**Task prompt**
Copy out every line of the records that contains the string "panel". Treat uppercase and lowercase letters as different.

**Material shown**

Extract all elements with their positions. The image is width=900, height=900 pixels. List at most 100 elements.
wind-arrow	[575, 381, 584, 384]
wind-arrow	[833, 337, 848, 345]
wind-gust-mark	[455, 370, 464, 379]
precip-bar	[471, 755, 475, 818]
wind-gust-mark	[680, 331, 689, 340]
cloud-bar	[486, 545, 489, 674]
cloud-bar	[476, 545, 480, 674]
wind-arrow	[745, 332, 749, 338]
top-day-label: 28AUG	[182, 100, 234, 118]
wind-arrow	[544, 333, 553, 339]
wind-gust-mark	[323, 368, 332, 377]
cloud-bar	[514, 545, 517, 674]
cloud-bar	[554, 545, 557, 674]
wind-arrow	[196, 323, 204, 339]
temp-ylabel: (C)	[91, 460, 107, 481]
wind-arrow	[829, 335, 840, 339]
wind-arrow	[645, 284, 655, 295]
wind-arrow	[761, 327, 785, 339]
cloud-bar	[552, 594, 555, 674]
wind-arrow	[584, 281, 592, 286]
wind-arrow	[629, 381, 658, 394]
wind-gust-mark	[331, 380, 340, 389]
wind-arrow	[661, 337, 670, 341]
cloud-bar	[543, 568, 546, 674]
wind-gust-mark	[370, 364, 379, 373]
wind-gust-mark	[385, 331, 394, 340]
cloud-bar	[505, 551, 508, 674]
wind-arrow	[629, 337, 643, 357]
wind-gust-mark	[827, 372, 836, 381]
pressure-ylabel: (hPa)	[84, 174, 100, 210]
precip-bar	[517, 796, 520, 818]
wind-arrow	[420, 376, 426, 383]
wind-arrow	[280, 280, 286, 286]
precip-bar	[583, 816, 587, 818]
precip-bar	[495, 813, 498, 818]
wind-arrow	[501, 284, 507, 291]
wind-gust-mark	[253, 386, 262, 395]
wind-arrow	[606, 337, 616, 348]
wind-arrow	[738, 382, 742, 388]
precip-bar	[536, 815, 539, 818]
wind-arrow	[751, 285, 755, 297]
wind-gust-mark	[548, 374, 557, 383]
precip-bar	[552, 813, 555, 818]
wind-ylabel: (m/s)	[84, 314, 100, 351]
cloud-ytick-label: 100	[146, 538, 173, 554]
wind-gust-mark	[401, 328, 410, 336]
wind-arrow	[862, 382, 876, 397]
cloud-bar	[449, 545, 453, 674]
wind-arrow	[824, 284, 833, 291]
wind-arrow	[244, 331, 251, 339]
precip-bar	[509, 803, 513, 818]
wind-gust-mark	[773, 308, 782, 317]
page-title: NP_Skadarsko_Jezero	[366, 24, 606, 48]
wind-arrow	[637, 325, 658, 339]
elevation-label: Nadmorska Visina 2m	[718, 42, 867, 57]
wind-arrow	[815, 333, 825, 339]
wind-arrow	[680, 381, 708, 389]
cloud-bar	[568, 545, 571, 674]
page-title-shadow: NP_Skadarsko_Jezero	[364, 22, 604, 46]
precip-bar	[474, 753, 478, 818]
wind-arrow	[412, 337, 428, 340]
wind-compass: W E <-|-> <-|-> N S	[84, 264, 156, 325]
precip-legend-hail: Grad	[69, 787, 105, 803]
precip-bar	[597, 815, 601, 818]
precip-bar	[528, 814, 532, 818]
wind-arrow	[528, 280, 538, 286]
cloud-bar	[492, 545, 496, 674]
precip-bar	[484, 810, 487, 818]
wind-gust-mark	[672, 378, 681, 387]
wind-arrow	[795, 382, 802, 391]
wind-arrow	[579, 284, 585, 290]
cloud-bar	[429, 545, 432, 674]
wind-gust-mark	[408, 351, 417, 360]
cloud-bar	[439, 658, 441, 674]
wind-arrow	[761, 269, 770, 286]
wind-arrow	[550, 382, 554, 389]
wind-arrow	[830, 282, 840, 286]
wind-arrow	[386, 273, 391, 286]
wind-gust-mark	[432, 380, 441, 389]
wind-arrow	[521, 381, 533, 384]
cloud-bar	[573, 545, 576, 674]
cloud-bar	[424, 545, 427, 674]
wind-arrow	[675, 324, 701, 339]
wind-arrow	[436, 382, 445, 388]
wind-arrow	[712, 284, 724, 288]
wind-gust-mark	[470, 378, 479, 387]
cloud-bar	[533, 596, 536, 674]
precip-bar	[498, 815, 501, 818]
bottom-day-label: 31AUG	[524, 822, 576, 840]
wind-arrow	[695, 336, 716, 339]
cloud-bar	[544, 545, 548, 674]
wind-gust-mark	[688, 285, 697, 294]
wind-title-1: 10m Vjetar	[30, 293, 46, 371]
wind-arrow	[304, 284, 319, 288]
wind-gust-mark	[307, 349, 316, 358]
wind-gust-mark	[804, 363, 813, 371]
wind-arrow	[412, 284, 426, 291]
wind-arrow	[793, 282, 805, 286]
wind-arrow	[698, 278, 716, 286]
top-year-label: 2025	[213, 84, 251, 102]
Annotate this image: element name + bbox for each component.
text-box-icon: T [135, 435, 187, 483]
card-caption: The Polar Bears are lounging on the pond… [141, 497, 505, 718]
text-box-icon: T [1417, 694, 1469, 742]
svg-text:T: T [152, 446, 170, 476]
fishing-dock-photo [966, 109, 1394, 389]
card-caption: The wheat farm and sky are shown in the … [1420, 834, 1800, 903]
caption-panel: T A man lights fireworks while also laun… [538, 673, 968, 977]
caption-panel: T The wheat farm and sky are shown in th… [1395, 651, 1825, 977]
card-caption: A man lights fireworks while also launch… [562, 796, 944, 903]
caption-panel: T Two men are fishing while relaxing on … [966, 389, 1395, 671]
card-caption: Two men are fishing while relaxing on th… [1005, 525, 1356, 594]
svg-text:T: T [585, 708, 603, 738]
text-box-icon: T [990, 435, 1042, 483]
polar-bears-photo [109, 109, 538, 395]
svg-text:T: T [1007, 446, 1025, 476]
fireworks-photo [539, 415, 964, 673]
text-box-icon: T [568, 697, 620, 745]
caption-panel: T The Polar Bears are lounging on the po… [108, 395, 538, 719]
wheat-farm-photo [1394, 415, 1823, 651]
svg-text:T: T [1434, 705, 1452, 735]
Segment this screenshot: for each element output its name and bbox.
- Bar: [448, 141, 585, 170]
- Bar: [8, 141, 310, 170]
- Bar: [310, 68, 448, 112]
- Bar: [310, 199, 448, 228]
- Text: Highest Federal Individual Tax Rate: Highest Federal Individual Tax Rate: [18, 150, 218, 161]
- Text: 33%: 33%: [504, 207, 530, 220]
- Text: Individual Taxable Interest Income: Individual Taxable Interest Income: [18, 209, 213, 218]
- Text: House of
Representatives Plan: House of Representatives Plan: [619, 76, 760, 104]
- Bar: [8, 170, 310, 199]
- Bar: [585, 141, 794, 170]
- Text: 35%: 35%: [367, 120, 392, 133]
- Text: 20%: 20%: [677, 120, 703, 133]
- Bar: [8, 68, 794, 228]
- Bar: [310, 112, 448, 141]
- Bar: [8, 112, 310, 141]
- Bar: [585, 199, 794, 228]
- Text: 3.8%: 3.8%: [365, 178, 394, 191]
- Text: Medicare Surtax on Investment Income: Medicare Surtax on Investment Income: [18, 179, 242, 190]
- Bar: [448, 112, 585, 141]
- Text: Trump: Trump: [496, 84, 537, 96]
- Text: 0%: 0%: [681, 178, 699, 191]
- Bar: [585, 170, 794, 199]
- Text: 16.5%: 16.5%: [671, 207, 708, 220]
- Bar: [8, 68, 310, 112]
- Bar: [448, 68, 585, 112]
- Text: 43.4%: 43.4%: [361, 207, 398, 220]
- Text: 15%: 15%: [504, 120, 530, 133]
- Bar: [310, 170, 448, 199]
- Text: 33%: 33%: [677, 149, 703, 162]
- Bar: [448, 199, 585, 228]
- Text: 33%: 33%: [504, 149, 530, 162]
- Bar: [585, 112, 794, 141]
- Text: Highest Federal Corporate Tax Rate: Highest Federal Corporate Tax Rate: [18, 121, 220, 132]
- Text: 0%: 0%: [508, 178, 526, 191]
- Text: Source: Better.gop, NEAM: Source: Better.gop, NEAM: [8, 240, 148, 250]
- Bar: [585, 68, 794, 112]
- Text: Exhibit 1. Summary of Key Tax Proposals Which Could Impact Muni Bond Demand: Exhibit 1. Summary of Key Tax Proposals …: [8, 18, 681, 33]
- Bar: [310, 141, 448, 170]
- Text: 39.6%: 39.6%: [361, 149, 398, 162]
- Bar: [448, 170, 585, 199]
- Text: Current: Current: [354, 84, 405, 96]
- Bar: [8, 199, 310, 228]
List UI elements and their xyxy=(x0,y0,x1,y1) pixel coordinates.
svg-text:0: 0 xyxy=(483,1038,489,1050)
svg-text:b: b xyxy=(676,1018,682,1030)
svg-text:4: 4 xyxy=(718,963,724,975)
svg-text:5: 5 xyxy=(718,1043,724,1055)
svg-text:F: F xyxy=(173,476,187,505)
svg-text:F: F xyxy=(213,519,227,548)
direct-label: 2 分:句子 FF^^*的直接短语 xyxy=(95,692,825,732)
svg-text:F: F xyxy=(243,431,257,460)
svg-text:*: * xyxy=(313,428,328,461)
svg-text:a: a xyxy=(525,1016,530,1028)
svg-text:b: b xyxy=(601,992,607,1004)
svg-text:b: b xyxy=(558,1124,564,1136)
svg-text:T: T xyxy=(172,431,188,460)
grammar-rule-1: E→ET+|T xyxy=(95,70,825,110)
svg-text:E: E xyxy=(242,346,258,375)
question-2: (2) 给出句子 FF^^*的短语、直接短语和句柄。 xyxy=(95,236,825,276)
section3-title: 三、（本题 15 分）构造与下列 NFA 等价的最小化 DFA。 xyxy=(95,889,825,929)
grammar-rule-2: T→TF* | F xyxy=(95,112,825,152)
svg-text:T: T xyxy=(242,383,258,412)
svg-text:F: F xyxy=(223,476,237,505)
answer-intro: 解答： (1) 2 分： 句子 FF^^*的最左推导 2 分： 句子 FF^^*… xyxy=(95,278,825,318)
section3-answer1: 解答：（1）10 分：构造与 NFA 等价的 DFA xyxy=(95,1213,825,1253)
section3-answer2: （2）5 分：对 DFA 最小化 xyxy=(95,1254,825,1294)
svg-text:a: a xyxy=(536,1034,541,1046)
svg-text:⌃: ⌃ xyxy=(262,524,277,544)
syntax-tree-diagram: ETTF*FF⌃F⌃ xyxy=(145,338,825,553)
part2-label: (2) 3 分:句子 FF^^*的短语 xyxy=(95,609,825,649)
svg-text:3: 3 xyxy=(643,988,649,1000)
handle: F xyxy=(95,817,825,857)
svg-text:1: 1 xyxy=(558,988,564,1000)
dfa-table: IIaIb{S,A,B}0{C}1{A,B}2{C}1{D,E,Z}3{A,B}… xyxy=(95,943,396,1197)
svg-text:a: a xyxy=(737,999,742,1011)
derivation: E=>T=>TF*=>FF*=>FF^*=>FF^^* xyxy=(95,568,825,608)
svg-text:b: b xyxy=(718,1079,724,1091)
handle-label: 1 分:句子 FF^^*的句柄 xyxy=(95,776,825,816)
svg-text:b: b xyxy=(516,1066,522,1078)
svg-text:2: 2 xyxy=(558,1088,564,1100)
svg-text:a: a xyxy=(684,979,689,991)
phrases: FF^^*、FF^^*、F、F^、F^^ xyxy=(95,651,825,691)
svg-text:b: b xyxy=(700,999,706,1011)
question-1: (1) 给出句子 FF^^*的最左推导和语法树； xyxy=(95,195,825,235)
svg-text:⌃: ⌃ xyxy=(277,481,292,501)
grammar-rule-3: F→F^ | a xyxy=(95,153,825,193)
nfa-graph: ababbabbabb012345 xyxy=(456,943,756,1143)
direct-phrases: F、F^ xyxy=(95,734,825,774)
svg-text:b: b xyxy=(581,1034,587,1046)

**Answer to this task**
caption-panel: T A man lights fireworks while also laun… [538, 673, 968, 977]
caption-panel: T The wheat farm and sky are shown in th… [1395, 651, 1825, 977]
caption-panel: T Two men are fishing while relaxing on … [966, 389, 1395, 671]
caption-panel: T The Polar Bears are lounging on the po… [108, 395, 538, 719]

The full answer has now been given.